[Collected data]
....
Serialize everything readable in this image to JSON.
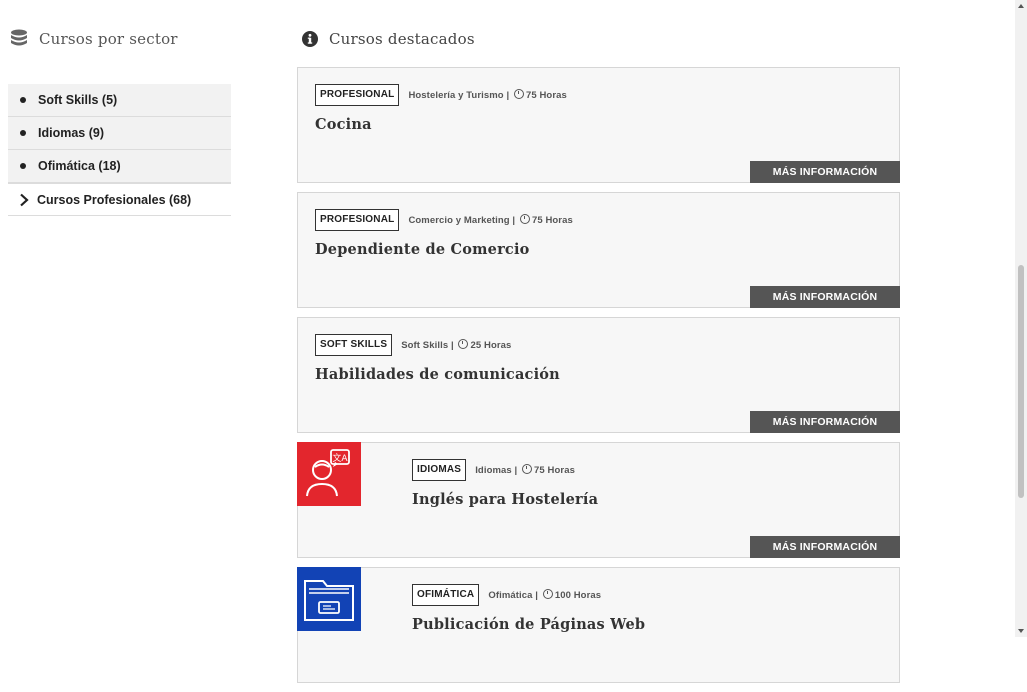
{
  "sidebar": {
    "title": "Cursos por sector",
    "icon": "database-icon",
    "items": [
      {
        "label": "Soft Skills (5)",
        "icon": "bullet-icon"
      },
      {
        "label": "Idiomas (9)",
        "icon": "bullet-icon"
      },
      {
        "label": "Ofimática (18)",
        "icon": "bullet-icon"
      },
      {
        "label": "Cursos Profesionales (68)",
        "icon": "chevron-right-icon"
      }
    ]
  },
  "main": {
    "title": "Cursos destacados",
    "icon": "info-circle-icon",
    "button_label": "MÁS INFORMACIÓN",
    "cards": [
      {
        "tag": "PROFESIONAL",
        "sector": "Hostelería y Turismo |",
        "hours": "75 Horas",
        "title": "Cocina"
      },
      {
        "tag": "PROFESIONAL",
        "sector": "Comercio y Marketing |",
        "hours": "75 Horas",
        "title": "Dependiente de Comercio"
      },
      {
        "tag": "SOFT SKILLS",
        "sector": "Soft Skills |",
        "hours": "25 Horas",
        "title": "Habilidades de comunicación"
      },
      {
        "tag": "IDIOMAS",
        "sector": "Idiomas |",
        "hours": "75 Horas",
        "title": "Inglés para Hostelería",
        "thumb_icon": "translator-person-icon",
        "thumb_color": "#e3262d"
      },
      {
        "tag": "OFIMÁTICA",
        "sector": "Ofimática |",
        "hours": "100 Horas",
        "title": "Publicación de Páginas Web",
        "thumb_icon": "web-folder-icon",
        "thumb_color": "#1243b5"
      }
    ]
  },
  "colors": {
    "button_bg": "#555555",
    "card_bg": "#f7f7f7",
    "sidebar_item_bg": "#f2f2f2"
  }
}
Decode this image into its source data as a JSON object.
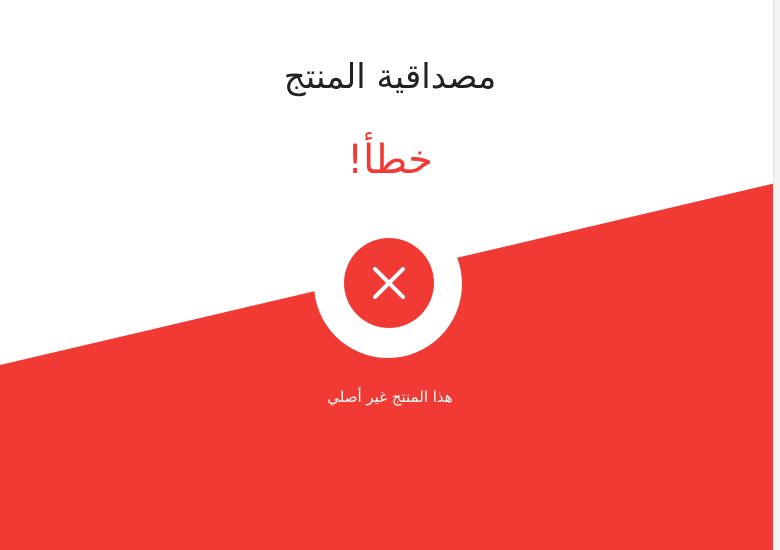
{
  "page": {
    "title": "مصداقية المنتج",
    "status": "خطأ!",
    "message": "هذا المنتج غير أصلي"
  },
  "icons": {
    "status_icon": "close-icon"
  },
  "colors": {
    "accent": "#f03a33",
    "background": "#ffffff",
    "title_text": "#222222",
    "message_text": "#ffffff"
  }
}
....
Problem statement
Leave the pictures out, and transcribe each of the records exactly.

Task answer
Serialize everything readable in this image to JSON.
{
  "sidebar": {
    "title": "Cursos por sector",
    "icon": "database-icon",
    "items": [
      {
        "label": "Soft Skills (5)",
        "icon": "bullet-icon"
      },
      {
        "label": "Idiomas (9)",
        "icon": "bullet-icon"
      },
      {
        "label": "Ofimática (18)",
        "icon": "bullet-icon"
      },
      {
        "label": "Cursos Profesionales (68)",
        "icon": "chevron-right-icon"
      }
    ]
  },
  "main": {
    "title": "Cursos destacados",
    "icon": "info-circle-icon",
    "button_label": "MÁS INFORMACIÓN",
    "cards": [
      {
        "tag": "PROFESIONAL",
        "sector": "Hostelería y Turismo |",
        "hours": "75 Horas",
        "title": "Cocina"
      },
      {
        "tag": "PROFESIONAL",
        "sector": "Comercio y Marketing |",
        "hours": "75 Horas",
        "title": "Dependiente de Comercio"
      },
      {
        "tag": "SOFT SKILLS",
        "sector": "Soft Skills |",
        "hours": "25 Horas",
        "title": "Habilidades de comunicación"
      },
      {
        "tag": "IDIOMAS",
        "sector": "Idiomas |",
        "hours": "75 Horas",
        "title": "Inglés para Hostelería",
        "thumb_icon": "translator-person-icon",
        "thumb_color": "#e3262d"
      },
      {
        "tag": "OFIMÁTICA",
        "sector": "Ofimática |",
        "hours": "100 Horas",
        "title": "Publicación de Páginas Web",
        "thumb_icon": "web-folder-icon",
        "thumb_color": "#1243b5"
      }
    ]
  },
  "colors": {
    "button_bg": "#555555",
    "card_bg": "#f7f7f7",
    "sidebar_item_bg": "#f2f2f2"
  }
}
Decode this image into its source data as a JSON object.
{
  "page": {
    "title": "مصداقية المنتج",
    "status": "خطأ!",
    "message": "هذا المنتج غير أصلي"
  },
  "icons": {
    "status_icon": "close-icon"
  },
  "colors": {
    "accent": "#f03a33",
    "background": "#ffffff",
    "title_text": "#222222",
    "message_text": "#ffffff"
  }
}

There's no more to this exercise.